* Start *

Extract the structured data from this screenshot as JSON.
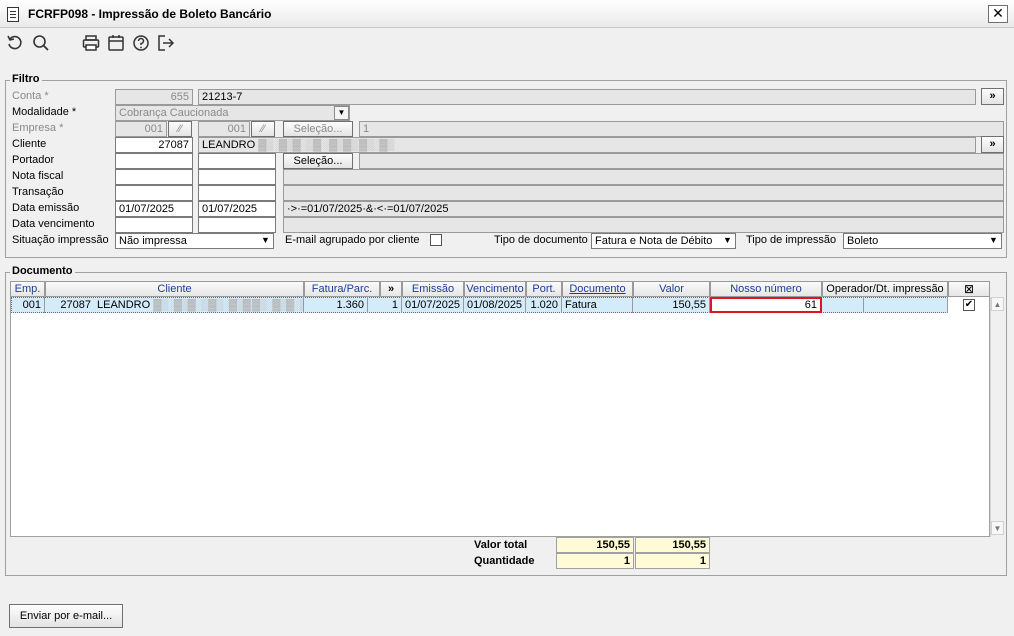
{
  "window": {
    "title": "FCRFP098 - Impressão de Boleto Bancário",
    "close_label": "✕"
  },
  "toolbar": {
    "icons": [
      "refresh-icon",
      "search-icon",
      "print-icon",
      "calendar-icon",
      "help-icon",
      "exit-icon"
    ]
  },
  "filtro": {
    "group_label": "Filtro",
    "conta": {
      "label": "Conta *",
      "code": "655",
      "desc": "21213-7",
      "more": "»"
    },
    "modalidade": {
      "label": "Modalidade *",
      "value": "Cobrança Caucionada"
    },
    "empresa": {
      "label": "Empresa *",
      "code1": "001",
      "code2": "001",
      "selecao": "Seleção...",
      "desc": "1"
    },
    "cliente": {
      "label": "Cliente",
      "code": "27087",
      "name": "LEANDRO",
      "name_blur": "▓▒░▓▒▓░▒▓ ░▓▒▓▒ ▓▒░▓▒",
      "more": "»"
    },
    "portador": {
      "label": "Portador",
      "selecao": "Seleção..."
    },
    "nota_fiscal": {
      "label": "Nota fiscal"
    },
    "transacao": {
      "label": "Transação"
    },
    "data_emissao": {
      "label": "Data emissão",
      "from": "01/07/2025",
      "to": "01/07/2025",
      "expr": "·>·=01/07/2025·&·<·=01/07/2025"
    },
    "data_vencimento": {
      "label": "Data vencimento"
    },
    "situacao": {
      "label": "Situação impressão",
      "value": "Não impressa"
    },
    "email_agrupado": {
      "label": "E-mail agrupado por cliente"
    },
    "tipo_documento": {
      "label": "Tipo de documento",
      "value": "Fatura e Nota de Débito"
    },
    "tipo_impressao": {
      "label": "Tipo de impressão",
      "value": "Boleto"
    }
  },
  "documento": {
    "group_label": "Documento",
    "headers": {
      "emp": "Emp.",
      "cliente": "Cliente",
      "fatura": "Fatura/Parc.",
      "more": "»",
      "emissao": "Emissão",
      "vencimento": "Vencimento",
      "port": "Port.",
      "documento": "Documento",
      "valor": "Valor",
      "nosso_numero": "Nosso número",
      "operador": "Operador/Dt. impressão",
      "select_all": "⊠"
    },
    "rows": [
      {
        "emp": "001",
        "cliente_code": "27087",
        "cliente_name": "LEANDRO",
        "cliente_blur": "▓▒░▓▒▓░▒▓▒░▓▒▓ ▓▒░▓▒▓░▒",
        "fatura": "1.360",
        "parc": "1",
        "emissao": "01/07/2025",
        "vencimento": "01/08/2025",
        "port": "1.020",
        "documento": "Fatura",
        "valor": "150,55",
        "nosso_numero": "61",
        "operador": "",
        "checked": "✔"
      }
    ],
    "totals": {
      "valor_total_label": "Valor total",
      "quantidade_label": "Quantidade",
      "valor_total_1": "150,55",
      "valor_total_2": "150,55",
      "quantidade_1": "1",
      "quantidade_2": "1"
    }
  },
  "footer": {
    "email_button": "Enviar por e-mail..."
  }
}
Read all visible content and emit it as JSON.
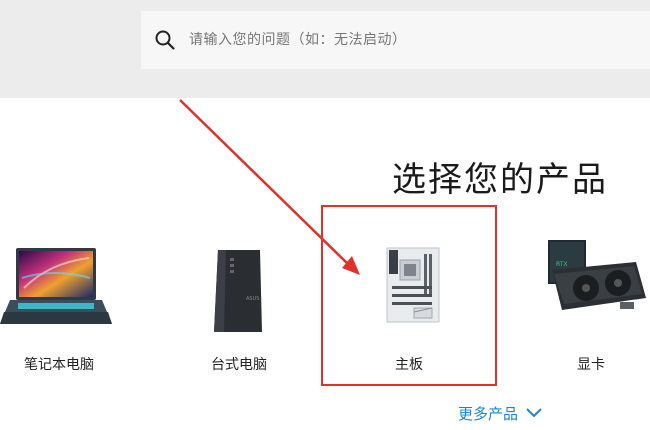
{
  "search": {
    "placeholder": "请输入您的问题（如：无法启动）"
  },
  "section": {
    "title": "选择您的产品"
  },
  "products": [
    {
      "label": "笔记本电脑",
      "icon": "laptop-icon"
    },
    {
      "label": "台式电脑",
      "icon": "desktop-tower-icon"
    },
    {
      "label": "主板",
      "icon": "motherboard-icon"
    },
    {
      "label": "显卡",
      "icon": "graphics-card-icon"
    }
  ],
  "more": {
    "label": "更多产品"
  },
  "colors": {
    "highlight": "#e0312b",
    "link": "#1a87d6",
    "header_bg": "#ececec"
  }
}
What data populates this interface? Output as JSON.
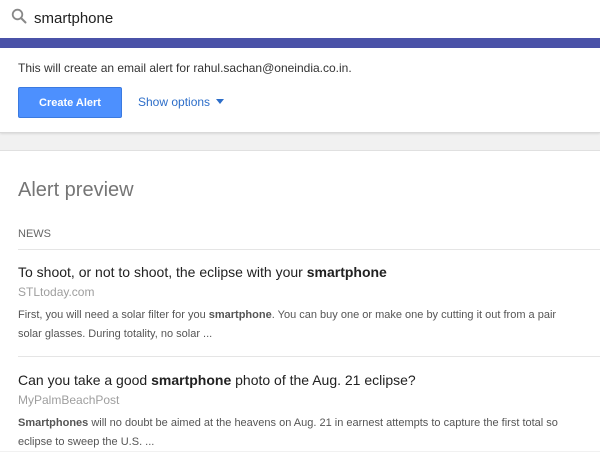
{
  "search": {
    "query": "smartphone",
    "icon": "search-icon"
  },
  "colors": {
    "accent_bar": "#4a52a8",
    "primary_button": "#4d90fe",
    "link": "#2d6ec9"
  },
  "alert": {
    "info_text": "This will create an email alert for rahul.sachan@oneindia.co.in.",
    "create_button_label": "Create Alert",
    "show_options_label": "Show options",
    "show_options_icon": "chevron-down-icon"
  },
  "preview": {
    "title": "Alert preview",
    "section_label": "NEWS",
    "articles": [
      {
        "title_pre": "To shoot, or not to shoot, the eclipse with your ",
        "title_bold": "smartphone",
        "title_post": "",
        "source": "STLtoday.com",
        "snippet_line1_pre": "First, you will need a solar filter for you ",
        "snippet_line1_bold": "smartphone",
        "snippet_line1_post": ". You can buy one or make one by cutting it out from a pair",
        "snippet_line2": "solar glasses. During totality, no solar ..."
      },
      {
        "title_pre": "Can you take a good ",
        "title_bold": "smartphone",
        "title_post": " photo of the Aug. 21 eclipse?",
        "source": "MyPalmBeachPost",
        "snippet_line1_pre": "",
        "snippet_line1_bold": "Smartphones",
        "snippet_line1_post": " will no doubt be aimed at the heavens on Aug. 21 in earnest attempts to capture the first total so",
        "snippet_line2": "eclipse to sweep the U.S. ..."
      }
    ]
  }
}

* End *

* _Task requirements_
Retype each record exactly as it stands, but do not include the pictures.

* _Reply_
Extract the structured data from this screenshot as JSON.
{
  "window": {
    "title": "FCRFP098 - Impressão de Boleto Bancário",
    "close_label": "✕"
  },
  "toolbar": {
    "icons": [
      "refresh-icon",
      "search-icon",
      "print-icon",
      "calendar-icon",
      "help-icon",
      "exit-icon"
    ]
  },
  "filtro": {
    "group_label": "Filtro",
    "conta": {
      "label": "Conta *",
      "code": "655",
      "desc": "21213-7",
      "more": "»"
    },
    "modalidade": {
      "label": "Modalidade *",
      "value": "Cobrança Caucionada"
    },
    "empresa": {
      "label": "Empresa *",
      "code1": "001",
      "code2": "001",
      "selecao": "Seleção...",
      "desc": "1"
    },
    "cliente": {
      "label": "Cliente",
      "code": "27087",
      "name": "LEANDRO",
      "name_blur": "▓▒░▓▒▓░▒▓ ░▓▒▓▒ ▓▒░▓▒",
      "more": "»"
    },
    "portador": {
      "label": "Portador",
      "selecao": "Seleção..."
    },
    "nota_fiscal": {
      "label": "Nota fiscal"
    },
    "transacao": {
      "label": "Transação"
    },
    "data_emissao": {
      "label": "Data emissão",
      "from": "01/07/2025",
      "to": "01/07/2025",
      "expr": "·>·=01/07/2025·&·<·=01/07/2025"
    },
    "data_vencimento": {
      "label": "Data vencimento"
    },
    "situacao": {
      "label": "Situação impressão",
      "value": "Não impressa"
    },
    "email_agrupado": {
      "label": "E-mail agrupado por cliente"
    },
    "tipo_documento": {
      "label": "Tipo de documento",
      "value": "Fatura e Nota de Débito"
    },
    "tipo_impressao": {
      "label": "Tipo de impressão",
      "value": "Boleto"
    }
  },
  "documento": {
    "group_label": "Documento",
    "headers": {
      "emp": "Emp.",
      "cliente": "Cliente",
      "fatura": "Fatura/Parc.",
      "more": "»",
      "emissao": "Emissão",
      "vencimento": "Vencimento",
      "port": "Port.",
      "documento": "Documento",
      "valor": "Valor",
      "nosso_numero": "Nosso número",
      "operador": "Operador/Dt. impressão",
      "select_all": "⊠"
    },
    "rows": [
      {
        "emp": "001",
        "cliente_code": "27087",
        "cliente_name": "LEANDRO",
        "cliente_blur": "▓▒░▓▒▓░▒▓▒░▓▒▓ ▓▒░▓▒▓░▒",
        "fatura": "1.360",
        "parc": "1",
        "emissao": "01/07/2025",
        "vencimento": "01/08/2025",
        "port": "1.020",
        "documento": "Fatura",
        "valor": "150,55",
        "nosso_numero": "61",
        "operador": "",
        "checked": "✔"
      }
    ],
    "totals": {
      "valor_total_label": "Valor total",
      "quantidade_label": "Quantidade",
      "valor_total_1": "150,55",
      "valor_total_2": "150,55",
      "quantidade_1": "1",
      "quantidade_2": "1"
    }
  },
  "footer": {
    "email_button": "Enviar por e-mail..."
  }
}
Read all visible content and emit it as JSON.
{
  "search": {
    "placeholder": "请输入您的问题（如：无法启动）"
  },
  "section": {
    "title": "选择您的产品"
  },
  "products": [
    {
      "label": "笔记本电脑",
      "icon": "laptop-icon"
    },
    {
      "label": "台式电脑",
      "icon": "desktop-tower-icon"
    },
    {
      "label": "主板",
      "icon": "motherboard-icon"
    },
    {
      "label": "显卡",
      "icon": "graphics-card-icon"
    }
  ],
  "more": {
    "label": "更多产品"
  },
  "colors": {
    "highlight": "#e0312b",
    "link": "#1a87d6",
    "header_bg": "#ececec"
  }
}
What data populates this interface? Output as JSON.
{
  "search": {
    "query": "smartphone",
    "icon": "search-icon"
  },
  "colors": {
    "accent_bar": "#4a52a8",
    "primary_button": "#4d90fe",
    "link": "#2d6ec9"
  },
  "alert": {
    "info_text": "This will create an email alert for rahul.sachan@oneindia.co.in.",
    "create_button_label": "Create Alert",
    "show_options_label": "Show options",
    "show_options_icon": "chevron-down-icon"
  },
  "preview": {
    "title": "Alert preview",
    "section_label": "NEWS",
    "articles": [
      {
        "title_pre": "To shoot, or not to shoot, the eclipse with your ",
        "title_bold": "smartphone",
        "title_post": "",
        "source": "STLtoday.com",
        "snippet_line1_pre": "First, you will need a solar filter for you ",
        "snippet_line1_bold": "smartphone",
        "snippet_line1_post": ". You can buy one or make one by cutting it out from a pair",
        "snippet_line2": "solar glasses. During totality, no solar ..."
      },
      {
        "title_pre": "Can you take a good ",
        "title_bold": "smartphone",
        "title_post": " photo of the Aug. 21 eclipse?",
        "source": "MyPalmBeachPost",
        "snippet_line1_pre": "",
        "snippet_line1_bold": "Smartphones",
        "snippet_line1_post": " will no doubt be aimed at the heavens on Aug. 21 in earnest attempts to capture the first total so",
        "snippet_line2": "eclipse to sweep the U.S. ..."
      }
    ]
  }
}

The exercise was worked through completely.